* Brief *
Copy every line of the listing that holds the string "processing".

* Information supplied *
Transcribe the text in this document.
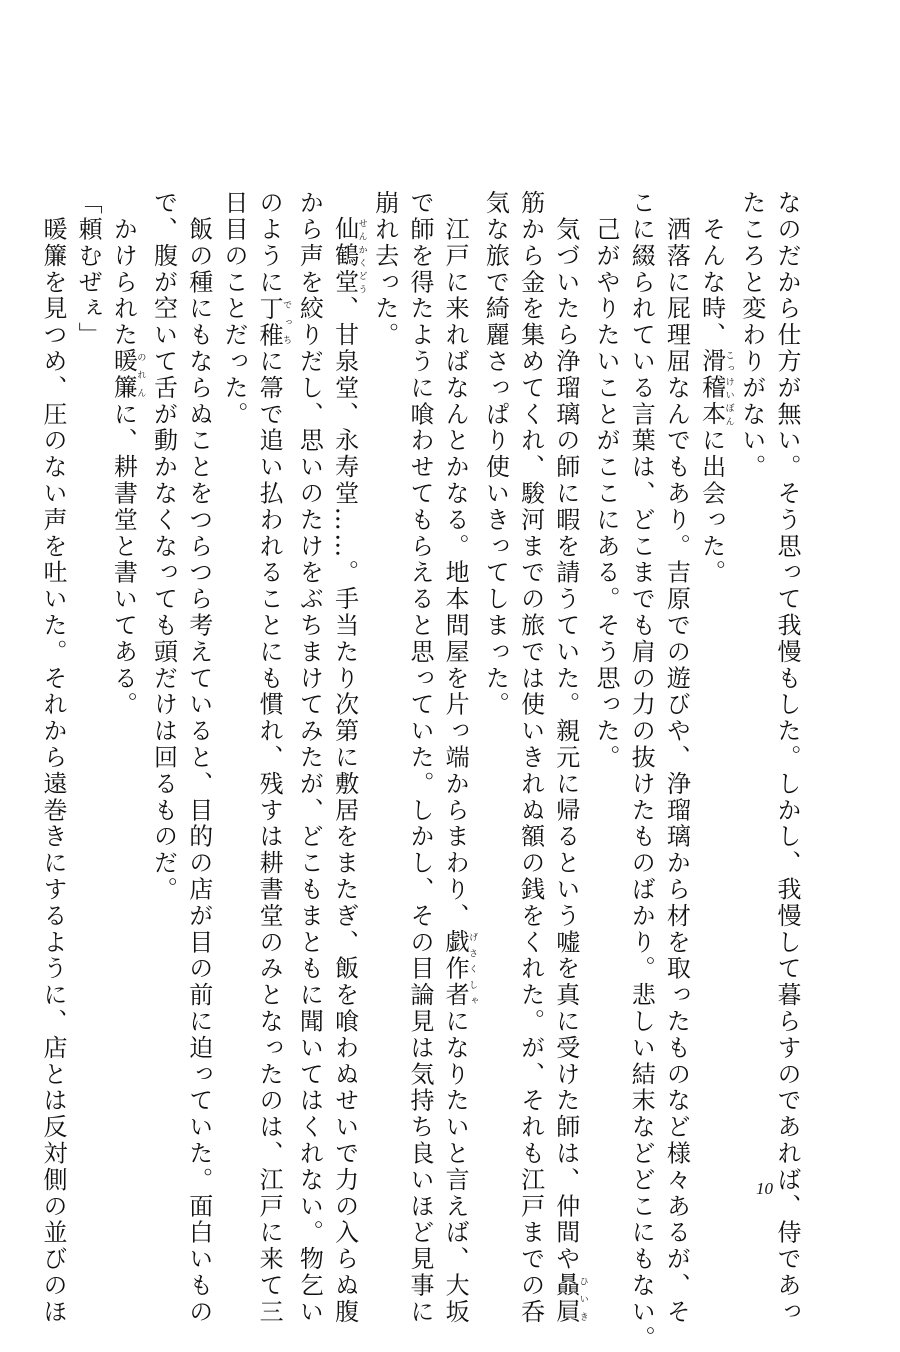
なのだから仕方が無い。そう思って我慢もした。しかし、我慢して暮らすのであれば、侍であっ
たころと変わりがない。
　そんな時、滑稽本こっけいぼんに出会った。
　洒落に屁理屈なんでもあり。吉原での遊びや、浄瑠璃から材を取ったものなど様々あるが、そ
こに綴られている言葉は、どこまでも肩の力の抜けたものばかり。悲しい結末などどこにもない。
　己がやりたいことがここにある。そう思った。
　気づいたら浄瑠璃の師に暇を請うていた。親元に帰るという嘘を真に受けた師は、仲間や贔屓ひいき
筋から金を集めてくれ、駿河までの旅では使いきれぬ額の銭をくれた。が、それも江戸までの呑
気な旅で綺麗さっぱり使いきってしまった。
　江戸に来ればなんとかなる。地本問屋を片っ端からまわり、戯作者げさくしゃになりたいと言えば、大坂
で師を得たように喰わせてもらえると思っていた。しかし、その目論見は気持ち良いほど見事に
崩れ去った。
　仙鶴堂せんかくどう、甘泉堂、永寿堂……。手当たり次第に敷居をまたぎ、飯を喰わぬせいで力の入らぬ腹
から声を絞りだし、思いのたけをぶちまけてみたが、どこもまともに聞いてはくれない。物乞い
のように丁稚でっちに箒で追い払われることにも慣れ、残すは耕書堂のみとなったのは、江戸に来て三
日目のことだった。
　飯の種にもならぬことをつらつら考えていると、目的の店が目の前に迫っていた。面白いもの
で、腹が空いて舌が動かなくなっても頭だけは回るものだ。
　かけられた暖簾のれんに、耕書堂と書いてある。
「頼むぜぇ」
　暖簾を見つめ、圧のない声を吐いた。それから遠巻きにするように、店とは反対側の並びのほ	10
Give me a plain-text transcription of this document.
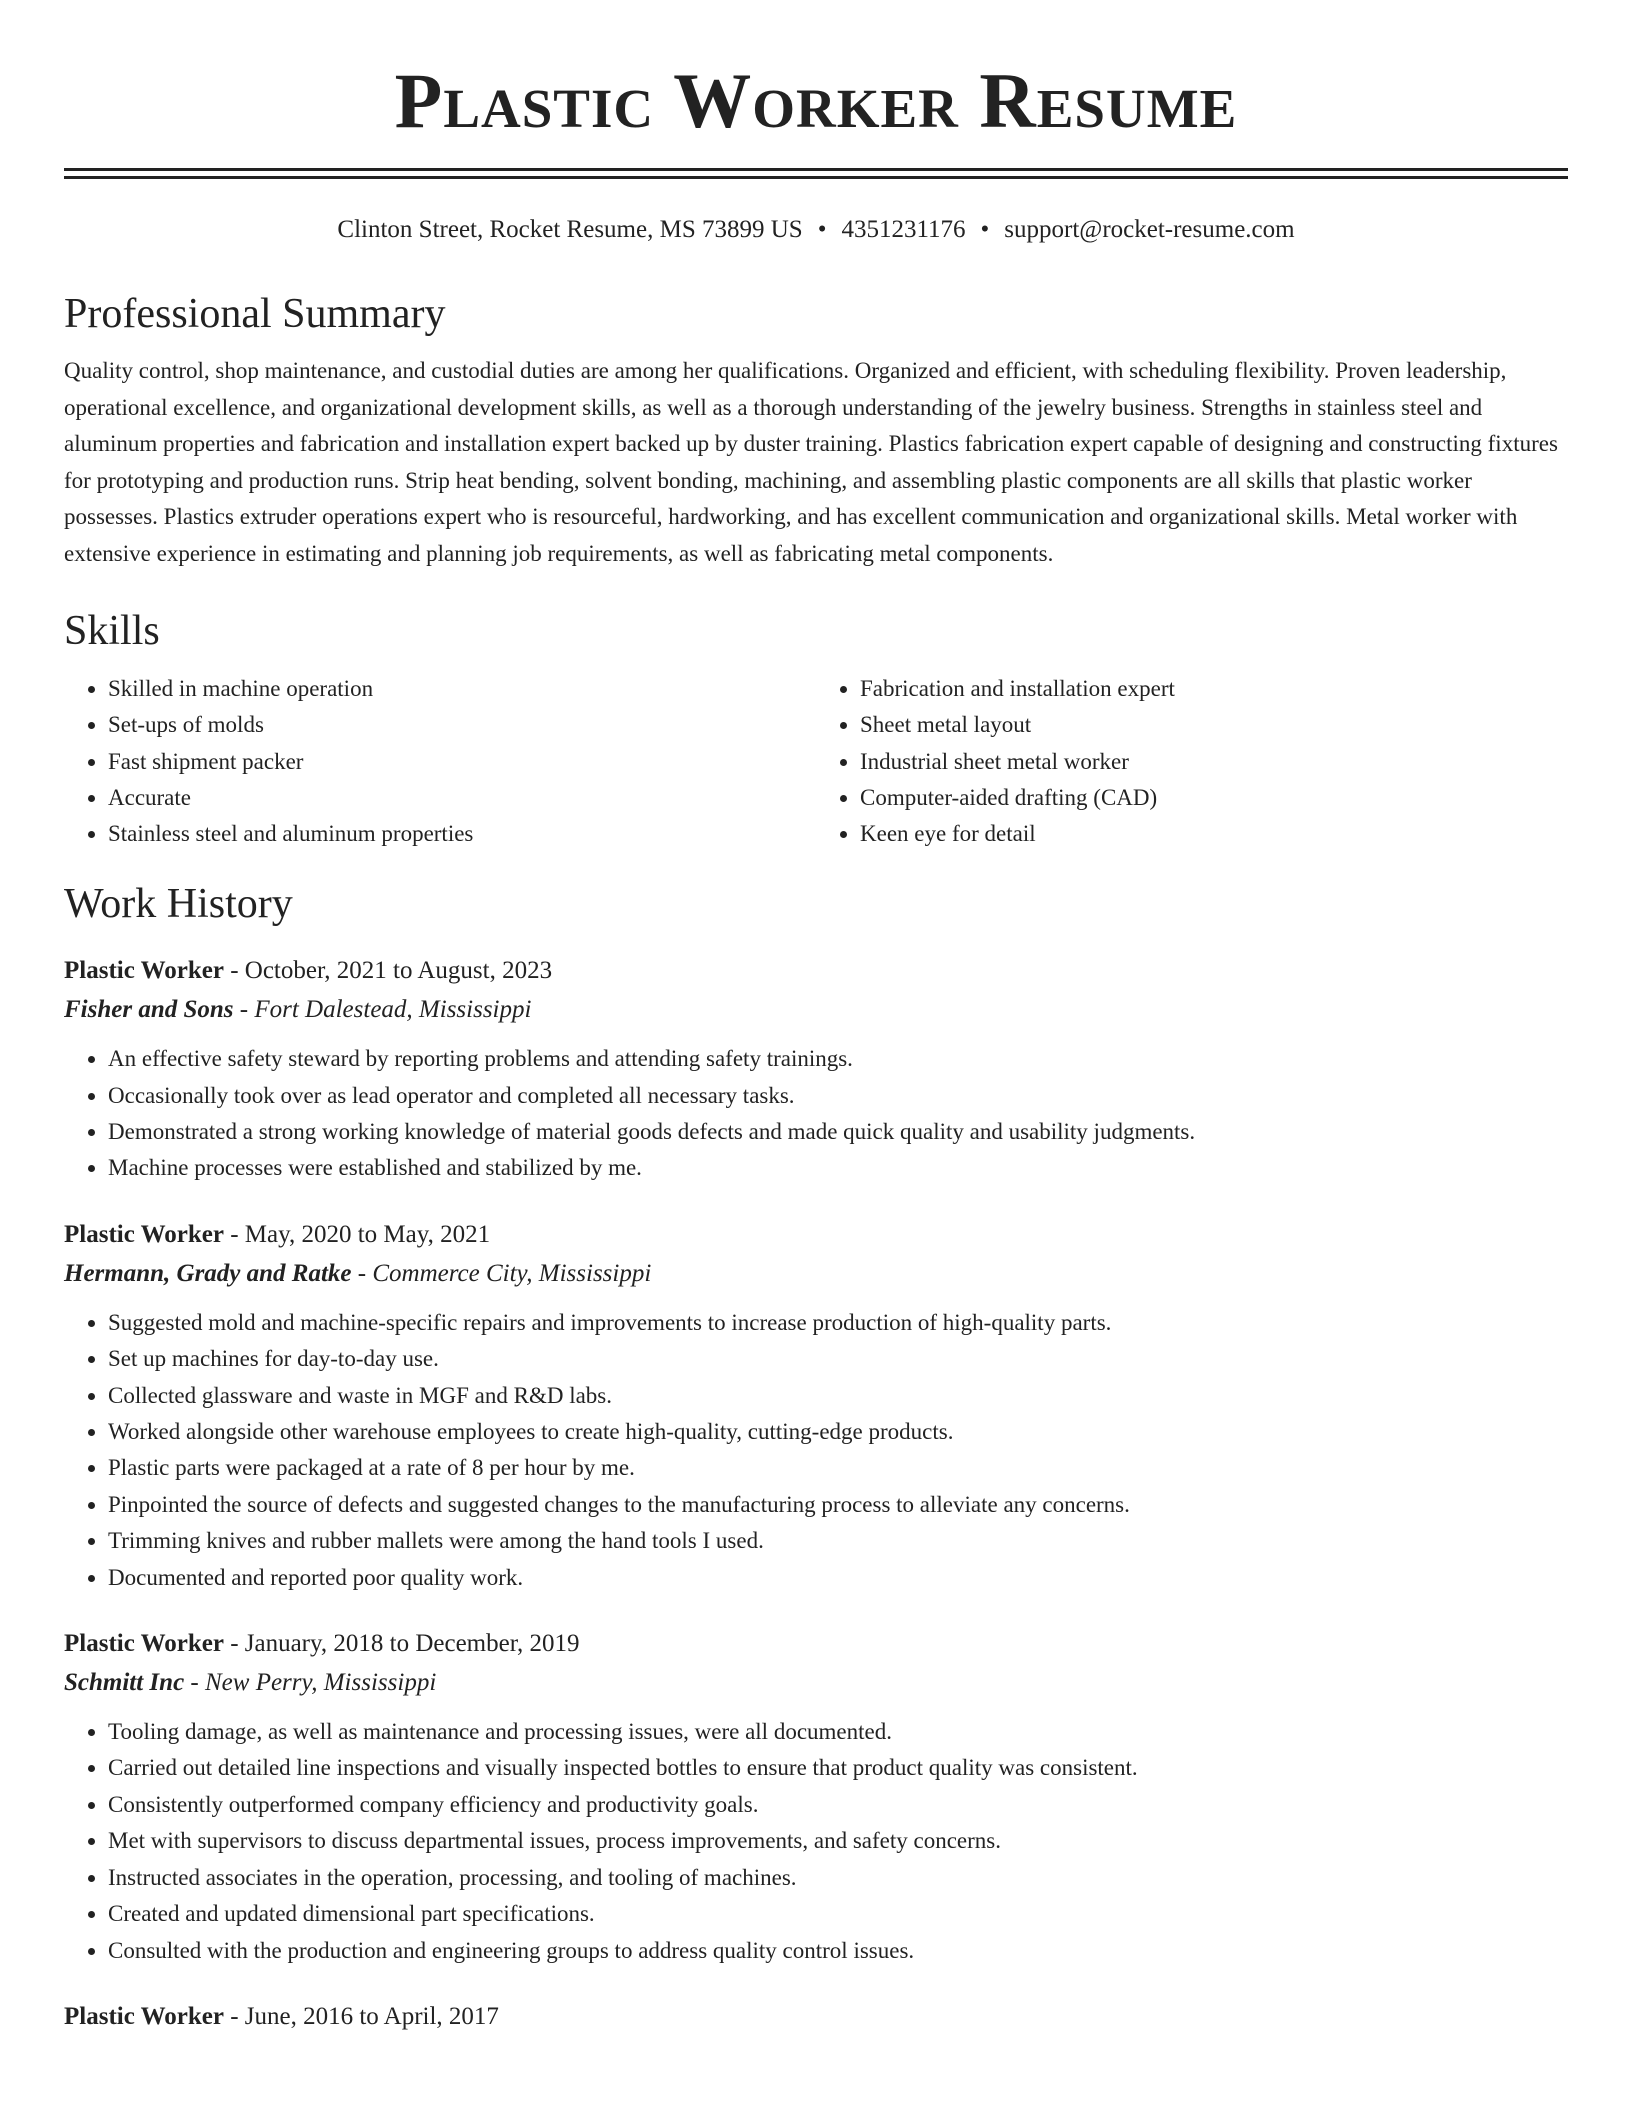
Plastic Worker Resume
Clinton Street, Rocket Resume, MS 73899 US • 4351231176 • support@rocket-resume.com
Professional Summary

Quality control, shop maintenance, and custodial duties are among her qualifications. Organized and efficient, with scheduling flexibility. Proven leadership, operational excellence, and organizational development skills, as well as a thorough understanding of the jewelry business. Strengths in stainless steel and aluminum properties and fabrication and installation expert backed up by duster training. Plastics fabrication expert capable of designing and constructing fixtures for prototyping and production runs. Strip heat bending, solvent bonding, machining, and assembling plastic components are all skills that plastic worker possesses. Plastics extruder operations expert who is resourceful, hardworking, and has excellent communication and organizational skills. Metal worker with extensive experience in estimating and planning job requirements, as well as fabricating metal components.

Skills
• Skilled in machine operation
• Set-ups of molds
• Fast shipment packer
• Accurate
• Stainless steel and aluminum properties
• Fabrication and installation expert
• Sheet metal layout
• Industrial sheet metal worker
• Computer-aided drafting (CAD)
• Keen eye for detail
Work History
Plastic Worker - October, 2021 to August, 2023
Fisher and Sons - Fort Dalestead, Mississippi
• An effective safety steward by reporting problems and attending safety trainings.
• Occasionally took over as lead operator and completed all necessary tasks.
• Demonstrated a strong working knowledge of material goods defects and made quick quality and usability judgments.
• Machine processes were established and stabilized by me.
Plastic Worker - May, 2020 to May, 2021
Hermann, Grady and Ratke - Commerce City, Mississippi
• Suggested mold and machine-specific repairs and improvements to increase production of high-quality parts.
• Set up machines for day-to-day use.
• Collected glassware and waste in MGF and R&D labs.
• Worked alongside other warehouse employees to create high-quality, cutting-edge products.
• Plastic parts were packaged at a rate of 8 per hour by me.
• Pinpointed the source of defects and suggested changes to the manufacturing process to alleviate any concerns.
• Trimming knives and rubber mallets were among the hand tools I used.
• Documented and reported poor quality work.
Plastic Worker - January, 2018 to December, 2019
Schmitt Inc - New Perry, Mississippi
• Tooling damage, as well as maintenance and processing issues, were all documented.
• Carried out detailed line inspections and visually inspected bottles to ensure that product quality was consistent.
• Consistently outperformed company efficiency and productivity goals.
• Met with supervisors to discuss departmental issues, process improvements, and safety concerns.
• Instructed associates in the operation, processing, and tooling of machines.
• Created and updated dimensional part specifications.
• Consulted with the production and engineering groups to address quality control issues.
Plastic Worker - June, 2016 to April, 2017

* Finished task *
• Tooling damage, as well as maintenance and processing issues, were all documented.
• Instructed associates in the operation, processing, and tooling of machines.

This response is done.